• **LISTED RECORDS**
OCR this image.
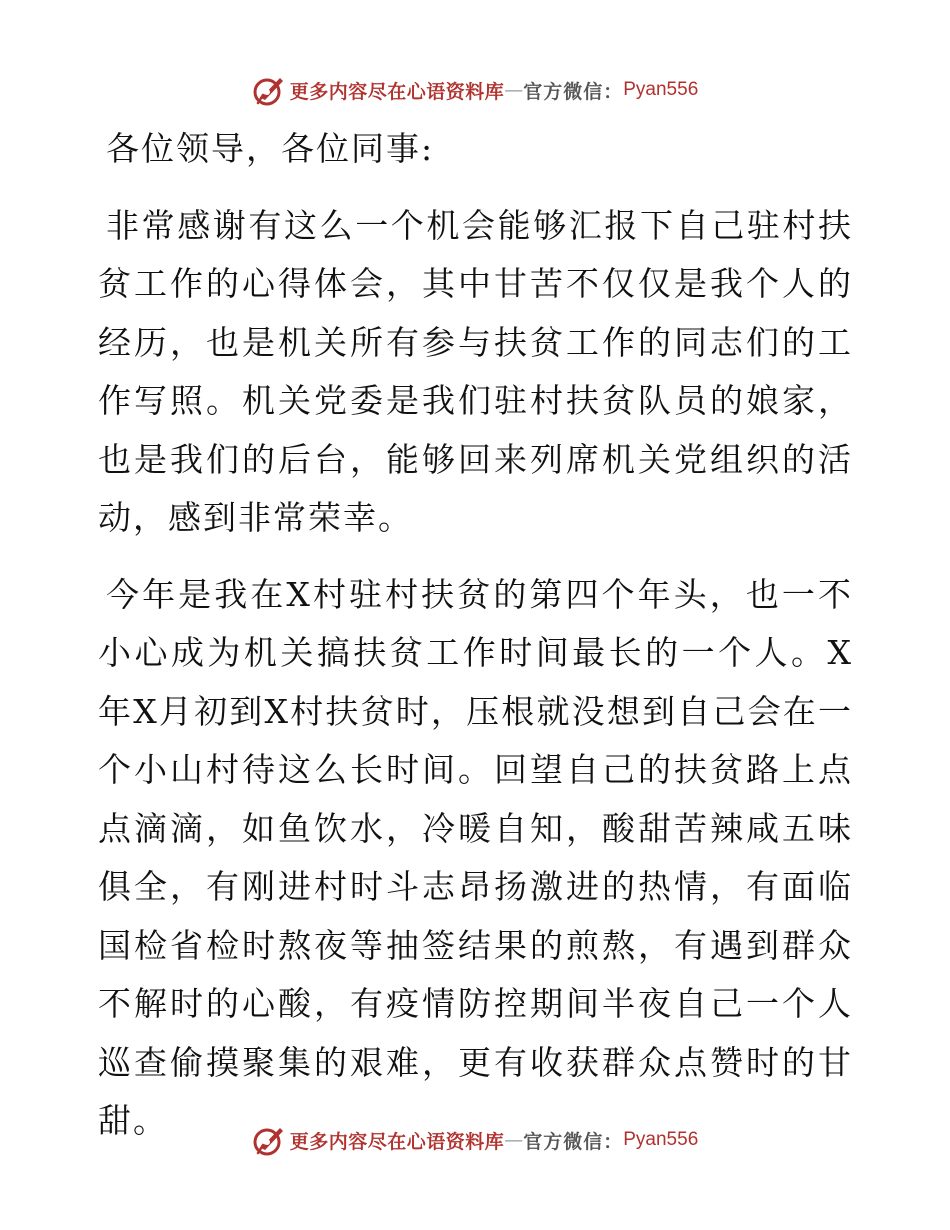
更多内容尽在心语资料库 — 官方微信： Pyan556

各位领导，各位同事:

非常感谢有这么一个机会能够汇报下自己驻村扶贫工作的心得体会，其中甘苦不仅仅是我个人的经历，也是机关所有参与扶贫工作的同志们的工作写照。机关党委是我们驻村扶贫队员的娘家，也是我们的后台，能够回来列席机关党组织的活动，感到非常荣幸。

今年是我在X村驻村扶贫的第四个年头，也一不小心成为机关搞扶贫工作时间最长的一个人。X年X月初到X村扶贫时，压根就没想到自己会在一个小山村待这么长时间。回望自己的扶贫路上点点滴滴，如鱼饮水，冷暖自知，酸甜苦辣咸五味俱全，有刚进村时斗志昂扬激进的热情，有面临国检省检时熬夜等抽签结果的煎熬，有遇到群众不解时的心酸，有疫情防控期间半夜自己一个人巡查偷摸聚集的艰难，更有收获群众点赞时的甘甜。

更多内容尽在心语资料库 — 官方微信： Pyan556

• **REQUIRED WORK**
Leaving the pictures aside, transcribe the entire listing exactly.

• **REPLY**
OCR this image.
更多内容尽在心语资料库 — 官方微信： Pyan556

各位领导，各位同事:

非常感谢有这么一个机会能够汇报下自己驻村扶贫工作的心得体会，其中甘苦不仅仅是我个人的经历，也是机关所有参与扶贫工作的同志们的工作写照。机关党委是我们驻村扶贫队员的娘家，也是我们的后台，能够回来列席机关党组织的活动，感到非常荣幸。

今年是我在X村驻村扶贫的第四个年头，也一不小心成为机关搞扶贫工作时间最长的一个人。X年X月初到X村扶贫时，压根就没想到自己会在一个小山村待这么长时间。回望自己的扶贫路上点点滴滴，如鱼饮水，冷暖自知，酸甜苦辣咸五味俱全，有刚进村时斗志昂扬激进的热情，有面临国检省检时熬夜等抽签结果的煎熬，有遇到群众不解时的心酸，有疫情防控期间半夜自己一个人巡查偷摸聚集的艰难，更有收获群众点赞时的甘甜。

更多内容尽在心语资料库 — 官方微信： Pyan556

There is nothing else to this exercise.